## Quelldokument
════════
Dynamische Regeln Status- und umgebungsabhängige Zugangs-Policies

Ordnungsmerkmale

erschienen in: <kes> 2005#5, Seite 28

Rubrik: Management und Wissen

Schlagwort: Security Policies

Zusammenfassung: Angesichts der Aufweichung von Netzwerkgrenzen sowie erhöhter Mobilität genügt es nicht mehr nur zu wissen, "wem" man Zugang gewährt. Auch Informationen über den Sicherheitsstatus und die Umgebung eines Endgeräts können wesentliche Bedingungen für die anzuwendenden Policies liefern.

Autor: Von Klaus Lenssen, Düsseldorf

Laptops, PDAs und IP-Telefone bringen Produktivitätsvorteile, aber auch zusätzliche Angriffspunkte für Malware oder Hackerangriffe. Grob gesagt macht Mobilität Unternehmensnetze verwundbarer, weshalb sich Schutzvorrichtungen mehr und mehr vom Netzwerkrand ins Innere verlagern. Verteidigungsmechanismen sind dementsprechend über die ganze Infrastruktur auf Router, Switch-Ports, Wireless Access Points und Endgeräte verteilt.

Wie lassen sich in einem derart dezentralen Abwehrszenario Sicherheitsrichtlinien situationsgerecht und mit vertretbarem Aufwand zum Beispiel für eine Distributed Firewall einrichten und durchsetzen? Nutzeridentität und Hardwarekennung helfen da allein nicht mehr weiter, denn Netzwerk und Endgerät müssen nicht nur wissen, wer sich wann mit welchem Gerät einloggt, sondern auch von welchem Standort aus und mit welchem Sicherheitsstatus: Nicht mehr nur der Benutzer, auch sein Endgerät muss "vertrauenswürdig" sein.
════════
## Gegebene Einträge
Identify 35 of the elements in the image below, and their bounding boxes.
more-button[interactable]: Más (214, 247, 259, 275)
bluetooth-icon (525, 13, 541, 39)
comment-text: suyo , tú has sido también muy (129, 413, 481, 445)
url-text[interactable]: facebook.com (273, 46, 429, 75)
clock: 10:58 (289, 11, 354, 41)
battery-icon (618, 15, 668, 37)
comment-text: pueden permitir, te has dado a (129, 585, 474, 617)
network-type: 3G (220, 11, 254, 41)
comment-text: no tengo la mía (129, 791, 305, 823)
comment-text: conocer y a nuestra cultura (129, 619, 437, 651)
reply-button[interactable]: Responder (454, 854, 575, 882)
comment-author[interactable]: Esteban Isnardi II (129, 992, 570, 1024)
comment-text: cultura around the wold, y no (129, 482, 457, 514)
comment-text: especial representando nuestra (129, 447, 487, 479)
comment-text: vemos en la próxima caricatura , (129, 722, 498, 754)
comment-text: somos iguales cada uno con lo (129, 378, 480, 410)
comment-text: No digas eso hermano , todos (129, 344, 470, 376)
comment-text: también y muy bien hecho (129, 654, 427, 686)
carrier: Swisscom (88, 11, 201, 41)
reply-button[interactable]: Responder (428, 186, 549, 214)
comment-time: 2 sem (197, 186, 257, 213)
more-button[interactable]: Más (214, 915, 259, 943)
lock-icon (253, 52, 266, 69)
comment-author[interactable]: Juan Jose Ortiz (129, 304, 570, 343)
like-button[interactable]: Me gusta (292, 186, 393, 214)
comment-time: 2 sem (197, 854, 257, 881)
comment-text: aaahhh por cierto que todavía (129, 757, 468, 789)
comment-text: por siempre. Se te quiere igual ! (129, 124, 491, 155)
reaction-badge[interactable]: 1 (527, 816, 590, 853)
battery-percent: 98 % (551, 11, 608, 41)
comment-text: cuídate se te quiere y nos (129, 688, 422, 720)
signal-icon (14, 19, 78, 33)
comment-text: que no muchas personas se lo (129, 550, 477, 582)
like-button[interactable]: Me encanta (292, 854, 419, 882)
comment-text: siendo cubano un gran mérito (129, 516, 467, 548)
════════
## Aufgabe
Geben Sie aus dem Artikel über umgebungsabhängige Zugangs-Policies den Abschnitt zwischen „Laptops, PDAs und“ und „und Endgeräte verteilt.“ wortgetreu aus, beide Stellen eingeschlossen.

## Schriftliche Lösung
Laptops, PDAs und IP-Telefone bringen Produktivitätsvorteile, aber auch zusätzliche Angriffspunkte für Malware oder Hackerangriffe. Grob gesagt macht Mobilität Unternehmensnetze verwundbarer, weshalb sich Schutzvorrichtungen mehr und mehr vom Netzwerkrand ins Innere verlagern. Verteidigungsmechanismen sind dementsprechend über die ganze Infrastruktur auf Router, Switch-Ports, Wireless Access Points und Endgeräte verteilt.